• [Work to complete]: Go through the listing and copy each line with the string "value".

• [Data rows]:
────────────────────────────────────────

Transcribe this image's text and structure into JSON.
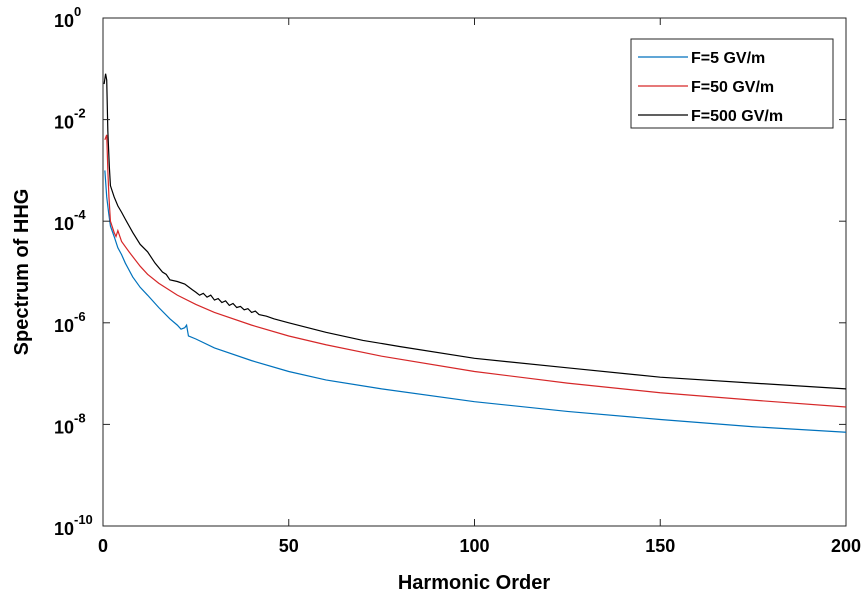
{
  "chart_data": {
    "type": "line",
    "xlabel": "Harmonic Order",
    "ylabel": "Spectrum of HHG",
    "xlim": [
      0,
      200
    ],
    "ylim": [
      1e-10,
      1
    ],
    "y_scale": "log",
    "x_ticks": [
      {
        "value": 0,
        "label": "0"
      },
      {
        "value": 50,
        "label": "50"
      },
      {
        "value": 100,
        "label": "100"
      },
      {
        "value": 150,
        "label": "150"
      },
      {
        "value": 200,
        "label": "200"
      }
    ],
    "y_ticks": [
      {
        "value": 1e-10,
        "base": "10",
        "exp": "-10"
      },
      {
        "value": 1e-08,
        "base": "10",
        "exp": "-8"
      },
      {
        "value": 1e-06,
        "base": "10",
        "exp": "-6"
      },
      {
        "value": 0.0001,
        "base": "10",
        "exp": "-4"
      },
      {
        "value": 0.01,
        "base": "10",
        "exp": "-2"
      },
      {
        "value": 1,
        "base": "10",
        "exp": "0"
      }
    ],
    "grid": false,
    "legend_position": "top-right",
    "series": [
      {
        "name": "F=5 GV/m",
        "color": "#0072BD",
        "points": [
          [
            0.5,
            0.001
          ],
          [
            1,
            0.0003
          ],
          [
            1.5,
            0.00015
          ],
          [
            2,
            8e-05
          ],
          [
            3,
            5e-05
          ],
          [
            4,
            3e-05
          ],
          [
            5,
            2.2e-05
          ],
          [
            6,
            1.5e-05
          ],
          [
            8,
            8e-06
          ],
          [
            10,
            5e-06
          ],
          [
            12,
            3.5e-06
          ],
          [
            15,
            2e-06
          ],
          [
            18,
            1.2e-06
          ],
          [
            20,
            9e-07
          ],
          [
            21,
            7.5e-07
          ],
          [
            22,
            8e-07
          ],
          [
            22.5,
            9e-07
          ],
          [
            23,
            5.5e-07
          ],
          [
            25,
            4.8e-07
          ],
          [
            30,
            3.2e-07
          ],
          [
            40,
            1.8e-07
          ],
          [
            50,
            1.1e-07
          ],
          [
            60,
            7.5e-08
          ],
          [
            75,
            5e-08
          ],
          [
            100,
            2.8e-08
          ],
          [
            125,
            1.8e-08
          ],
          [
            150,
            1.25e-08
          ],
          [
            175,
            9e-09
          ],
          [
            200,
            7e-09
          ]
        ]
      },
      {
        "name": "F=50 GV/m",
        "color": "#D62728",
        "points": [
          [
            0.5,
            0.004
          ],
          [
            1,
            0.005
          ],
          [
            1.3,
            0.001
          ],
          [
            1.6,
            0.0003
          ],
          [
            2,
            0.0001
          ],
          [
            3,
            6e-05
          ],
          [
            3.5,
            5e-05
          ],
          [
            4,
            6.5e-05
          ],
          [
            5,
            4e-05
          ],
          [
            7,
            2.5e-05
          ],
          [
            10,
            1.3e-05
          ],
          [
            12,
            9e-06
          ],
          [
            15,
            6e-06
          ],
          [
            20,
            3.5e-06
          ],
          [
            25,
            2.3e-06
          ],
          [
            30,
            1.6e-06
          ],
          [
            40,
            9e-07
          ],
          [
            50,
            5.5e-07
          ],
          [
            60,
            3.7e-07
          ],
          [
            75,
            2.2e-07
          ],
          [
            100,
            1.1e-07
          ],
          [
            125,
            6.5e-08
          ],
          [
            150,
            4.2e-08
          ],
          [
            175,
            3e-08
          ],
          [
            200,
            2.2e-08
          ]
        ]
      },
      {
        "name": "F=500 GV/m",
        "color": "#000000",
        "points": [
          [
            0.3,
            0.05
          ],
          [
            0.7,
            0.08
          ],
          [
            1,
            0.06
          ],
          [
            1.3,
            0.006
          ],
          [
            1.7,
            0.0012
          ],
          [
            2,
            0.0005
          ],
          [
            3,
            0.0003
          ],
          [
            4,
            0.0002
          ],
          [
            5,
            0.00015
          ],
          [
            6,
            0.00011
          ],
          [
            8,
            6e-05
          ],
          [
            10,
            3.5e-05
          ],
          [
            12,
            2.5e-05
          ],
          [
            14,
            1.5e-05
          ],
          [
            16,
            1e-05
          ],
          [
            17,
            9e-06
          ],
          [
            18,
            7e-06
          ],
          [
            20,
            6.5e-06
          ],
          [
            22,
            5.8e-06
          ],
          [
            24,
            4.5e-06
          ],
          [
            25,
            4e-06
          ],
          [
            26,
            3.5e-06
          ],
          [
            27,
            3.8e-06
          ],
          [
            28,
            3.2e-06
          ],
          [
            29,
            3.5e-06
          ],
          [
            30,
            2.8e-06
          ],
          [
            31,
            3e-06
          ],
          [
            32,
            2.5e-06
          ],
          [
            33,
            2.7e-06
          ],
          [
            34,
            2.2e-06
          ],
          [
            35,
            2.4e-06
          ],
          [
            36,
            2e-06
          ],
          [
            37,
            2.1e-06
          ],
          [
            38,
            1.8e-06
          ],
          [
            39,
            1.9e-06
          ],
          [
            40,
            1.6e-06
          ],
          [
            41,
            1.7e-06
          ],
          [
            42,
            1.45e-06
          ],
          [
            44,
            1.35e-06
          ],
          [
            46,
            1.2e-06
          ],
          [
            50,
            1e-06
          ],
          [
            60,
            6.5e-07
          ],
          [
            70,
            4.5e-07
          ],
          [
            80,
            3.4e-07
          ],
          [
            100,
            2e-07
          ],
          [
            125,
            1.3e-07
          ],
          [
            150,
            8.5e-08
          ],
          [
            175,
            6.5e-08
          ],
          [
            200,
            5e-08
          ]
        ]
      }
    ]
  }
}
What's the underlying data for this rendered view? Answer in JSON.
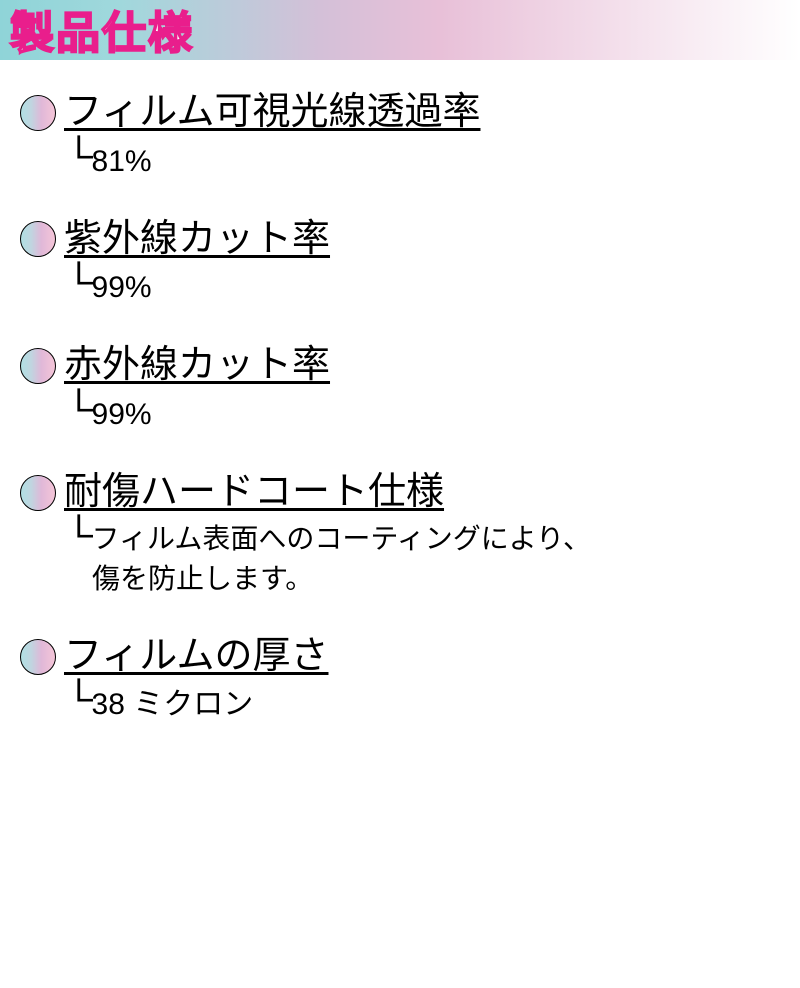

────────────────────────────────────────

• [Answer in full]:
        "value": 0,
        "value": 50,
        "value": 100,
        "value": 150,
        "value": 200,
        "value": 1e-10,
        "value": 1e-08,
        "value": 1e-06,
        "value": 0.0001,
        "value": 0.01,
        "value": 1,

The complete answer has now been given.